RECORDS:
══════════
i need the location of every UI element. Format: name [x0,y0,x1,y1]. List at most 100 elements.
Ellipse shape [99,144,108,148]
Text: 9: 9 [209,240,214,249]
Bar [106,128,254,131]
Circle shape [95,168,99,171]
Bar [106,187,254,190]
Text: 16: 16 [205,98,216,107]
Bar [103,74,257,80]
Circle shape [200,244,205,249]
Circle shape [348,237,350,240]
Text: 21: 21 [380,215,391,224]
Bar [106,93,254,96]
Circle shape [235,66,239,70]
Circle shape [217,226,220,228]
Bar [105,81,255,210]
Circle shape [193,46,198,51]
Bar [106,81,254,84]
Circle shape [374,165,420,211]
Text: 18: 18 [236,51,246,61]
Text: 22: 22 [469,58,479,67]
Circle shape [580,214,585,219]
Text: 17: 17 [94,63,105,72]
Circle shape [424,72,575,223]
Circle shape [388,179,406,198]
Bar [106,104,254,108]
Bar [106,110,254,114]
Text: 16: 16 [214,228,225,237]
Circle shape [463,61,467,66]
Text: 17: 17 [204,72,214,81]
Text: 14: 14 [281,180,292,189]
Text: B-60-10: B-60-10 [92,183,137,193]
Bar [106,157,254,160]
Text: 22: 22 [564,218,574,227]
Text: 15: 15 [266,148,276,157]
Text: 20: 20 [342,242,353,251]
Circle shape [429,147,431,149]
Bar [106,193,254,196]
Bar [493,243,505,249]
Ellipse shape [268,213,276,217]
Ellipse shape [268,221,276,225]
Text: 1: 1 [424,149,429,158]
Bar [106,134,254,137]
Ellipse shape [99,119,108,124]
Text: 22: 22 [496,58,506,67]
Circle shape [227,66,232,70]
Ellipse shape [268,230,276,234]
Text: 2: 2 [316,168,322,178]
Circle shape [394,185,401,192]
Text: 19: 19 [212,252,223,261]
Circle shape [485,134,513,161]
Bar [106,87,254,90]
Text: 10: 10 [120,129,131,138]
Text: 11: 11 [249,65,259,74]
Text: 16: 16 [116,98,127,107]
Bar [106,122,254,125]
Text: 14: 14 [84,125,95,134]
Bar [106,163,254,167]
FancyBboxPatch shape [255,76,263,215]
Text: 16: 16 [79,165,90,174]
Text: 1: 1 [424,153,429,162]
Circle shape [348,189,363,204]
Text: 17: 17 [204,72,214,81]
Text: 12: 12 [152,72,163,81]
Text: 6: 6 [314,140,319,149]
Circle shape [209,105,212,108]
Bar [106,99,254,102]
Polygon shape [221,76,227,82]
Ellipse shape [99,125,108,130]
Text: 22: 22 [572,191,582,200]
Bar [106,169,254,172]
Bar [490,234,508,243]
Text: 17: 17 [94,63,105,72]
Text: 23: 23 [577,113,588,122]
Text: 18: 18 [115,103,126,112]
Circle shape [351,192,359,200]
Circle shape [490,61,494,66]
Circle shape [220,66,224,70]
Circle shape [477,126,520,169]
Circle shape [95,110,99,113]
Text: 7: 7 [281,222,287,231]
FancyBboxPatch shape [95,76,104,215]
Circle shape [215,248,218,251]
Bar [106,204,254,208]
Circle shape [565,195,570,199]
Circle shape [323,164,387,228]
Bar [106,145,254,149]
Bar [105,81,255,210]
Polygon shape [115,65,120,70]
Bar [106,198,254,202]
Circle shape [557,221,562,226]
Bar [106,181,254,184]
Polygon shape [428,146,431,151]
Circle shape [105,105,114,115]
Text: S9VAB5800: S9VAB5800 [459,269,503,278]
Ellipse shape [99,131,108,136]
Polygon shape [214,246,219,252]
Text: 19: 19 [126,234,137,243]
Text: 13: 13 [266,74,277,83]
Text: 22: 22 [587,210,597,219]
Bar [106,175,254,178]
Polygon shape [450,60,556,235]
══════════
PROBLEM: Rewrite all of the entries above, replacing every instance of "Circle shape" with "Round shape" and leaving everything else as it is.

FULL SOLUTION:
i need the location of every UI element. Format: name [x0,y0,x1,y1]. List at most 100 elements.
Ellipse shape [99,144,108,148]
Text: 9: 9 [209,240,214,249]
Bar [106,128,254,131]
Round shape [95,168,99,171]
Bar [106,187,254,190]
Text: 16: 16 [205,98,216,107]
Bar [103,74,257,80]
Round shape [200,244,205,249]
Round shape [348,237,350,240]
Text: 21: 21 [380,215,391,224]
Bar [106,93,254,96]
Round shape [235,66,239,70]
Round shape [217,226,220,228]
Bar [105,81,255,210]
Round shape [193,46,198,51]
Bar [106,81,254,84]
Round shape [374,165,420,211]
Text: 18: 18 [236,51,246,61]
Text: 22: 22 [469,58,479,67]
Round shape [580,214,585,219]
Text: 17: 17 [94,63,105,72]
Round shape [424,72,575,223]
Round shape [388,179,406,198]
Bar [106,104,254,108]
Bar [106,110,254,114]
Text: 16: 16 [214,228,225,237]
Round shape [463,61,467,66]
Text: 17: 17 [204,72,214,81]
Text: 14: 14 [281,180,292,189]
Text: B-60-10: B-60-10 [92,183,137,193]
Bar [106,157,254,160]
Text: 22: 22 [564,218,574,227]
Text: 15: 15 [266,148,276,157]
Text: 20: 20 [342,242,353,251]
Round shape [429,147,431,149]
Bar [106,193,254,196]
Bar [493,243,505,249]
Ellipse shape [268,213,276,217]
Ellipse shape [268,221,276,225]
Text: 1: 1 [424,149,429,158]
Bar [106,134,254,137]
Ellipse shape [99,119,108,124]
Text: 22: 22 [496,58,506,67]
Round shape [227,66,232,70]
Ellipse shape [268,230,276,234]
Text: 2: 2 [316,168,322,178]
Round shape [394,185,401,192]
Text: 19: 19 [212,252,223,261]
Round shape [485,134,513,161]
Bar [106,87,254,90]
Text: 10: 10 [120,129,131,138]
Text: 11: 11 [249,65,259,74]
Text: 16: 16 [116,98,127,107]
Bar [106,122,254,125]
Text: 14: 14 [84,125,95,134]
Bar [106,163,254,167]
FancyBboxPatch shape [255,76,263,215]
Text: 16: 16 [79,165,90,174]
Text: 1: 1 [424,153,429,162]
Round shape [348,189,363,204]
Text: 17: 17 [204,72,214,81]
Text: 12: 12 [152,72,163,81]
Text: 6: 6 [314,140,319,149]
Round shape [209,105,212,108]
Bar [106,99,254,102]
Polygon shape [221,76,227,82]
Ellipse shape [99,125,108,130]
Text: 22: 22 [572,191,582,200]
Bar [106,169,254,172]
Bar [490,234,508,243]
Text: 17: 17 [94,63,105,72]
Text: 23: 23 [577,113,588,122]
Text: 18: 18 [115,103,126,112]
Round shape [351,192,359,200]
Round shape [490,61,494,66]
Round shape [220,66,224,70]
Round shape [477,126,520,169]
Round shape [95,110,99,113]
Text: 7: 7 [281,222,287,231]
FancyBboxPatch shape [95,76,104,215]
Round shape [215,248,218,251]
Bar [106,204,254,208]
Round shape [565,195,570,199]
Round shape [323,164,387,228]
Bar [106,145,254,149]
Bar [105,81,255,210]
Polygon shape [115,65,120,70]
Bar [106,198,254,202]
Round shape [557,221,562,226]
Bar [106,181,254,184]
Polygon shape [428,146,431,151]
Round shape [105,105,114,115]
Text: S9VAB5800: S9VAB5800 [459,269,503,278]
Ellipse shape [99,131,108,136]
Polygon shape [214,246,219,252]
Text: 19: 19 [126,234,137,243]
Text: 13: 13 [266,74,277,83]
Text: 22: 22 [587,210,597,219]
Bar [106,175,254,178]
Polygon shape [450,60,556,235]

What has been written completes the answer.